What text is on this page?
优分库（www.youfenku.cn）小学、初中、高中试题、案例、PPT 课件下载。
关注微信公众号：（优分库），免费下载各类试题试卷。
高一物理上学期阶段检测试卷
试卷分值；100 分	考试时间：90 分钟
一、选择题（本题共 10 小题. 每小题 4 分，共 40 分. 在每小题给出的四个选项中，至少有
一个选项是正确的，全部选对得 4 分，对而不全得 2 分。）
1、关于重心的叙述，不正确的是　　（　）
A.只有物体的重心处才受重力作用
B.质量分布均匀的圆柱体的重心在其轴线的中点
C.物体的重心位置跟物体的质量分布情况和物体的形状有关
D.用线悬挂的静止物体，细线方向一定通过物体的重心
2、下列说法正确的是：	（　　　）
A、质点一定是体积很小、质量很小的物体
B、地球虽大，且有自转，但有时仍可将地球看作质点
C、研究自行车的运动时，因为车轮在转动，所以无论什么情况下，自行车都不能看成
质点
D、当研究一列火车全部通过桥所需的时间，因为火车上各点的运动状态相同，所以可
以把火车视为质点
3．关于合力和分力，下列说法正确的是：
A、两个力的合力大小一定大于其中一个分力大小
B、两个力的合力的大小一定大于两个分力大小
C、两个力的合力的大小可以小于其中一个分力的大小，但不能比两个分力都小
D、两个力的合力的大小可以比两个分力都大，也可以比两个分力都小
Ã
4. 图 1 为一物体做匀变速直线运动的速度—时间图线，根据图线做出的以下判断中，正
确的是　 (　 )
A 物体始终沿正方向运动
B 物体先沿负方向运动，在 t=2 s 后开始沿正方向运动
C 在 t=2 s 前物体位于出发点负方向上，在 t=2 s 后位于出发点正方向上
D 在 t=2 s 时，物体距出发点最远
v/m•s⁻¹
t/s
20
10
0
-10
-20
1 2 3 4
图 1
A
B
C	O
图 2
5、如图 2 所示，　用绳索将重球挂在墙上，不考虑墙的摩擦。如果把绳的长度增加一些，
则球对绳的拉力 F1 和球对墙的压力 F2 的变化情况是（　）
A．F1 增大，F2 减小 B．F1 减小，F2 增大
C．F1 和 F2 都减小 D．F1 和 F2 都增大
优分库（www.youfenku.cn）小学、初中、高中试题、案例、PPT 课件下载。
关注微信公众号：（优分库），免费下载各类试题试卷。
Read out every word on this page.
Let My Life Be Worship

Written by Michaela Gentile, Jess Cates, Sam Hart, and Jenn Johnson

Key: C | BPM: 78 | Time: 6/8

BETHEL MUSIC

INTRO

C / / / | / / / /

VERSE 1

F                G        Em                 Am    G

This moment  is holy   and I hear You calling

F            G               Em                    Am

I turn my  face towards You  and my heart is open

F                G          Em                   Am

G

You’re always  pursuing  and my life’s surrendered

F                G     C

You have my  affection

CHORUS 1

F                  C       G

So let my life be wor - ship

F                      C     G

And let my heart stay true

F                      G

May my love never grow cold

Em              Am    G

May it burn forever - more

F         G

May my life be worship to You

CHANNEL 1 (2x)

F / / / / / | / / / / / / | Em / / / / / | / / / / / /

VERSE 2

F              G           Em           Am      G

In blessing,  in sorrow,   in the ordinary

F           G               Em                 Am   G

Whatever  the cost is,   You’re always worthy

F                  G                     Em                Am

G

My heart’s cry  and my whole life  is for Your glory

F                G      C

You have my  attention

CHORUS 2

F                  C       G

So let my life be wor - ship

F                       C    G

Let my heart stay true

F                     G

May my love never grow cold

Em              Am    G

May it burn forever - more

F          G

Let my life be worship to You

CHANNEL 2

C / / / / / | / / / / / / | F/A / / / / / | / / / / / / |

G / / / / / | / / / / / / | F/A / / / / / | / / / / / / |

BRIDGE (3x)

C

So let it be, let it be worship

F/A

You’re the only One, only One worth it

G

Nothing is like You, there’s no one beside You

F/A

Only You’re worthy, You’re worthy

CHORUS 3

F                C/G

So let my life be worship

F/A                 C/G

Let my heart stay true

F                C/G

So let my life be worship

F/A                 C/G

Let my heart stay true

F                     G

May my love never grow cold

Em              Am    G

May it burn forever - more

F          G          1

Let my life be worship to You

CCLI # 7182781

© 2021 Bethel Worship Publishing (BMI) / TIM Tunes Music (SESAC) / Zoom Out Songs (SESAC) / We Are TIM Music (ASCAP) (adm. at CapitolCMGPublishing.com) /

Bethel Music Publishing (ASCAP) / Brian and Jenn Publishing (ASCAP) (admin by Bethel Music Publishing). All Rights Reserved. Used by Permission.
◆ ◆ ◆ ◆ ◆
Exercise brief
Restate each entry exactly, skipping none.

Answer for the task
What text is on this page?
优分库（www.youfenku.cn）小学、初中、高中试题、案例、PPT 课件下载。
关注微信公众号：（优分库），免费下载各类试题试卷。
高一物理上学期阶段检测试卷
试卷分值；100 分	考试时间：90 分钟
一、选择题（本题共 10 小题. 每小题 4 分，共 40 分. 在每小题给出的四个选项中，至少有
一个选项是正确的，全部选对得 4 分，对而不全得 2 分。）
1、关于重心的叙述，不正确的是　　（　）
A.只有物体的重心处才受重力作用
B.质量分布均匀的圆柱体的重心在其轴线的中点
C.物体的重心位置跟物体的质量分布情况和物体的形状有关
D.用线悬挂的静止物体，细线方向一定通过物体的重心
2、下列说法正确的是：	（　　　）
A、质点一定是体积很小、质量很小的物体
B、地球虽大，且有自转，但有时仍可将地球看作质点
C、研究自行车的运动时，因为车轮在转动，所以无论什么情况下，自行车都不能看成
质点
D、当研究一列火车全部通过桥所需的时间，因为火车上各点的运动状态相同，所以可
以把火车视为质点
3．关于合力和分力，下列说法正确的是：
A、两个力的合力大小一定大于其中一个分力大小
B、两个力的合力的大小一定大于两个分力大小
C、两个力的合力的大小可以小于其中一个分力的大小，但不能比两个分力都小
D、两个力的合力的大小可以比两个分力都大，也可以比两个分力都小
Ã
4. 图 1 为一物体做匀变速直线运动的速度—时间图线，根据图线做出的以下判断中，正
确的是　 (　 )
A 物体始终沿正方向运动
B 物体先沿负方向运动，在 t=2 s 后开始沿正方向运动
C 在 t=2 s 前物体位于出发点负方向上，在 t=2 s 后位于出发点正方向上
D 在 t=2 s 时，物体距出发点最远
v/m•s⁻¹
t/s
20
10
0
-10
-20
1 2 3 4
图 1
A
B
C	O
图 2
5、如图 2 所示，　用绳索将重球挂在墙上，不考虑墙的摩擦。如果把绳的长度增加一些，
则球对绳的拉力 F1 和球对墙的压力 F2 的变化情况是（　）
A．F1 增大，F2 减小 B．F1 减小，F2 增大
C．F1 和 F2 都减小 D．F1 和 F2 都增大
优分库（www.youfenku.cn）小学、初中、高中试题、案例、PPT 课件下载。
关注微信公众号：（优分库），免费下载各类试题试卷。
Read out every word on this page.
Let My Life Be Worship

Written by Michaela Gentile, Jess Cates, Sam Hart, and Jenn Johnson

Key: C | BPM: 78 | Time: 6/8

BETHEL MUSIC

INTRO

C / / / | / / / /

VERSE 1

F                G        Em                 Am    G

This moment  is holy   and I hear You calling

F            G               Em                    Am

I turn my  face towards You  and my heart is open

F                G          Em                   Am

G

You’re always  pursuing  and my life’s surrendered

F                G     C

You have my  affection

CHORUS 1

F                  C       G

So let my life be wor - ship

F                      C     G

And let my heart stay true

F                      G

May my love never grow cold

Em              Am    G

May it burn forever - more

F         G

May my life be worship to You

CHANNEL 1 (2x)

F / / / / / | / / / / / / | Em / / / / / | / / / / / /

VERSE 2

F              G           Em           Am      G

In blessing,  in sorrow,   in the ordinary

F           G               Em                 Am   G

Whatever  the cost is,   You’re always worthy

F                  G                     Em                Am

G

My heart’s cry  and my whole life  is for Your glory

F                G      C

You have my  attention

CHORUS 2

F                  C       G

So let my life be wor - ship

F                       C    G

Let my heart stay true

F                     G

May my love never grow cold

Em              Am    G

May it burn forever - more

F          G

Let my life be worship to You

CHANNEL 2

C / / / / / | / / / / / / | F/A / / / / / | / / / / / / |

G / / / / / | / / / / / / | F/A / / / / / | / / / / / / |

BRIDGE (3x)

C

So let it be, let it be worship

F/A

You’re the only One, only One worth it

G

Nothing is like You, there’s no one beside You

F/A

Only You’re worthy, You’re worthy

CHORUS 3

F                C/G

So let my life be worship

F/A                 C/G

Let my heart stay true

F                C/G

So let my life be worship

F/A                 C/G

Let my heart stay true

F                     G

May my love never grow cold

Em              Am    G

May it burn forever - more

F          G          1

Let my life be worship to You

CCLI # 7182781

© 2021 Bethel Worship Publishing (BMI) / TIM Tunes Music (SESAC) / Zoom Out Songs (SESAC) / We Are TIM Music (ASCAP) (adm. at CapitolCMGPublishing.com) /

Bethel Music Publishing (ASCAP) / Brian and Jenn Publishing (ASCAP) (admin by Bethel Music Publishing). All Rights Reserved. Used by Permission.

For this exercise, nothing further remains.